* Begin Provided entries *

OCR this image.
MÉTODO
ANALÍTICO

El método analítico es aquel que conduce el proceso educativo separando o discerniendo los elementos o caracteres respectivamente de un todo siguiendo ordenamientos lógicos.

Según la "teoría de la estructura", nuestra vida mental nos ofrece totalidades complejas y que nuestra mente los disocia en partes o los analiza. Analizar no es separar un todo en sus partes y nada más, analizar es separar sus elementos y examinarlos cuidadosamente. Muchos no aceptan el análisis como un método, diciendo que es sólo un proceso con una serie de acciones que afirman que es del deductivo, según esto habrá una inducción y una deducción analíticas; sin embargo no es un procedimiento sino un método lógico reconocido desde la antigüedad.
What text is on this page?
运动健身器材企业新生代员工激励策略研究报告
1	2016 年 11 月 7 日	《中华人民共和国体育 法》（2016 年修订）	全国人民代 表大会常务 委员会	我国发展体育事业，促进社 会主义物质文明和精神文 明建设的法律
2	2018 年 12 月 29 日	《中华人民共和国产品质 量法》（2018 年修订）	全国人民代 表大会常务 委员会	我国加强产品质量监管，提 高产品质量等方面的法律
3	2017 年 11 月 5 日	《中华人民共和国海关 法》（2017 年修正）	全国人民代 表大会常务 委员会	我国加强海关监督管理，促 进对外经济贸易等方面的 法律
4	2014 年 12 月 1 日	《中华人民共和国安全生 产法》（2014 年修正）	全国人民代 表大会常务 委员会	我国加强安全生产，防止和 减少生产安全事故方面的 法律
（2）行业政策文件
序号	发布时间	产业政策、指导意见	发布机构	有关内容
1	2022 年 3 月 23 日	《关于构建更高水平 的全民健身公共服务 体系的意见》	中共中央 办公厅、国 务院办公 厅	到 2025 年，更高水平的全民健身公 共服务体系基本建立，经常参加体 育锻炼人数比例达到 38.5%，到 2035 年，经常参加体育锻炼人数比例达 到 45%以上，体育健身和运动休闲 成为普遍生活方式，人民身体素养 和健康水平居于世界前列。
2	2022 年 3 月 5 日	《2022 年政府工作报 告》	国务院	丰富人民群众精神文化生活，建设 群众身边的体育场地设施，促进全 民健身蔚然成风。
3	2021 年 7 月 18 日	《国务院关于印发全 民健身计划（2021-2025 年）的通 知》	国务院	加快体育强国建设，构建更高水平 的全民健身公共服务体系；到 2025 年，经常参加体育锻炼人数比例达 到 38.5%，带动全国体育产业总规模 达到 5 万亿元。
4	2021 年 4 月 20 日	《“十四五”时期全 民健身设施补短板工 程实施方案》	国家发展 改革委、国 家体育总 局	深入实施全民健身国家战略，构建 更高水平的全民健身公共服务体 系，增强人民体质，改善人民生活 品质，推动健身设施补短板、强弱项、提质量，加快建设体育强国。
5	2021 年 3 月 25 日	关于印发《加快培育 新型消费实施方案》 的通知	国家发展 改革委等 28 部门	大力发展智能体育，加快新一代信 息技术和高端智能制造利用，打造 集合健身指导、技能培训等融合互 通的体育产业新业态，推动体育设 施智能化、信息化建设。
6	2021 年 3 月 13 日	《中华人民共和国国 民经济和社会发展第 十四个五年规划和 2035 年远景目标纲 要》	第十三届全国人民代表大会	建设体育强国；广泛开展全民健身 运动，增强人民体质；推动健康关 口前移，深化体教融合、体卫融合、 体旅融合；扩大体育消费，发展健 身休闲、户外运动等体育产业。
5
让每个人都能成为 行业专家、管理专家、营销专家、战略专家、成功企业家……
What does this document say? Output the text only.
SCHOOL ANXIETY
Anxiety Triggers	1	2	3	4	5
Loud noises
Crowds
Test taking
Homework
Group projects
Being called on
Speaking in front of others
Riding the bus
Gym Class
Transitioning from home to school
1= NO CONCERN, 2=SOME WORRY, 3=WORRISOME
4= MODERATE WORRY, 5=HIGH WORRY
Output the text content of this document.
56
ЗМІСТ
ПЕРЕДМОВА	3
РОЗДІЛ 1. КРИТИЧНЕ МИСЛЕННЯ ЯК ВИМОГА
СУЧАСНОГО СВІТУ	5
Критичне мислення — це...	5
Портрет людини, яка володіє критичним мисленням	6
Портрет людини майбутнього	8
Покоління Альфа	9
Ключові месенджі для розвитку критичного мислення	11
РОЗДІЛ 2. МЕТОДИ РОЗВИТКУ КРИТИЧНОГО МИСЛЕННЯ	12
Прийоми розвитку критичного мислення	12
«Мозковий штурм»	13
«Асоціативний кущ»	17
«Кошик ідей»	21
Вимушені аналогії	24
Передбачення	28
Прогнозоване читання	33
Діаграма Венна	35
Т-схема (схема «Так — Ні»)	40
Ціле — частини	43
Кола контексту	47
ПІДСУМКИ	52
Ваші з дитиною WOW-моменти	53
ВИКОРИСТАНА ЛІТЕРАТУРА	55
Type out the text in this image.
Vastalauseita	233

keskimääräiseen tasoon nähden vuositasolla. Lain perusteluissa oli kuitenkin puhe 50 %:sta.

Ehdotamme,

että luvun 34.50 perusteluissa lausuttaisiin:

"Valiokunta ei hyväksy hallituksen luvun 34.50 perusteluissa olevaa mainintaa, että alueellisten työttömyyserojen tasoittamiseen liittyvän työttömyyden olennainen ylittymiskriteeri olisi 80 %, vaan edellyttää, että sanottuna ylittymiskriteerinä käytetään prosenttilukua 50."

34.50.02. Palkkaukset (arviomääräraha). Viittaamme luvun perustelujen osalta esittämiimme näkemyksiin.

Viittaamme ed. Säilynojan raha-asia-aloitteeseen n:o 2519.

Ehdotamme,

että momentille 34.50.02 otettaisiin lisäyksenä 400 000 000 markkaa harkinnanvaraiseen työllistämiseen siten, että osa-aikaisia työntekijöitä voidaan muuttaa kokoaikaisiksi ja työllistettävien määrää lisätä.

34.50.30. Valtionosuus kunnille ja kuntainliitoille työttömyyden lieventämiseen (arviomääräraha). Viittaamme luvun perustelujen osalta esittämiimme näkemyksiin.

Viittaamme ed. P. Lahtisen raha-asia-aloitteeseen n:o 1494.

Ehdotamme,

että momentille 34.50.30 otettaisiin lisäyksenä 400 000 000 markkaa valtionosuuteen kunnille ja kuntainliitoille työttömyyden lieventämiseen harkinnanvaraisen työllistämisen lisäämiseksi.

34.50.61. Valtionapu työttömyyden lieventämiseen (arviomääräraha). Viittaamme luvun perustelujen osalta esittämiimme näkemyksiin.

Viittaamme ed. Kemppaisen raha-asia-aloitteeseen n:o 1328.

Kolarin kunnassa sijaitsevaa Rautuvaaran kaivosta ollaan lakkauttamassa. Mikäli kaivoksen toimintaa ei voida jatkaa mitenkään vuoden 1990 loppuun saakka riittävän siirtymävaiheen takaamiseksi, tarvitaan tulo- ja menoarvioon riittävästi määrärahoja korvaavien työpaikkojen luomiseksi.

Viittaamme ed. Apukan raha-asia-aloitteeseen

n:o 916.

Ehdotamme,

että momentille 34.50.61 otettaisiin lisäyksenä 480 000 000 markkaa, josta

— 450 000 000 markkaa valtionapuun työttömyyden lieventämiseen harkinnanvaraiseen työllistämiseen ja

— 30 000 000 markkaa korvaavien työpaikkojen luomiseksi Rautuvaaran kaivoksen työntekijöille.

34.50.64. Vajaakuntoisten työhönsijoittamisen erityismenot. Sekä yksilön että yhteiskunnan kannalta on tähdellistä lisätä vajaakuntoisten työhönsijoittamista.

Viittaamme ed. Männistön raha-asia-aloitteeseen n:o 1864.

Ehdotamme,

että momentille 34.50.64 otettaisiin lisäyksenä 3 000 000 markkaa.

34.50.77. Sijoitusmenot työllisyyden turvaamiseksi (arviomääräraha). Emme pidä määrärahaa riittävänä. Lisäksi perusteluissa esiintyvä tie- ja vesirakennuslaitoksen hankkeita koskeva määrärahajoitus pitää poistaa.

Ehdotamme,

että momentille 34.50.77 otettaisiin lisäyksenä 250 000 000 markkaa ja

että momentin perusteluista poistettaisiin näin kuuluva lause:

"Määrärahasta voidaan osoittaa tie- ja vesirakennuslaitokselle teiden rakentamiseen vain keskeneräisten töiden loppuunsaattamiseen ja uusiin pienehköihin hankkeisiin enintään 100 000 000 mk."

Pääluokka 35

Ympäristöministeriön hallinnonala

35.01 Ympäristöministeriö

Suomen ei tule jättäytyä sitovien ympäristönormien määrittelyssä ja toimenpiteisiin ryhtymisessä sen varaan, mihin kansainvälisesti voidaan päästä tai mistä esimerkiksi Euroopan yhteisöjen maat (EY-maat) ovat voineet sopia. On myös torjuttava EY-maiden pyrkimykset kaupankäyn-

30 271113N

* End Provided entries *

■ **What is needed**
Spot every line that holds "document" and copy it.

■ **Response for this exercise**
What does this document say? Output the text only.
Output the text content of this document.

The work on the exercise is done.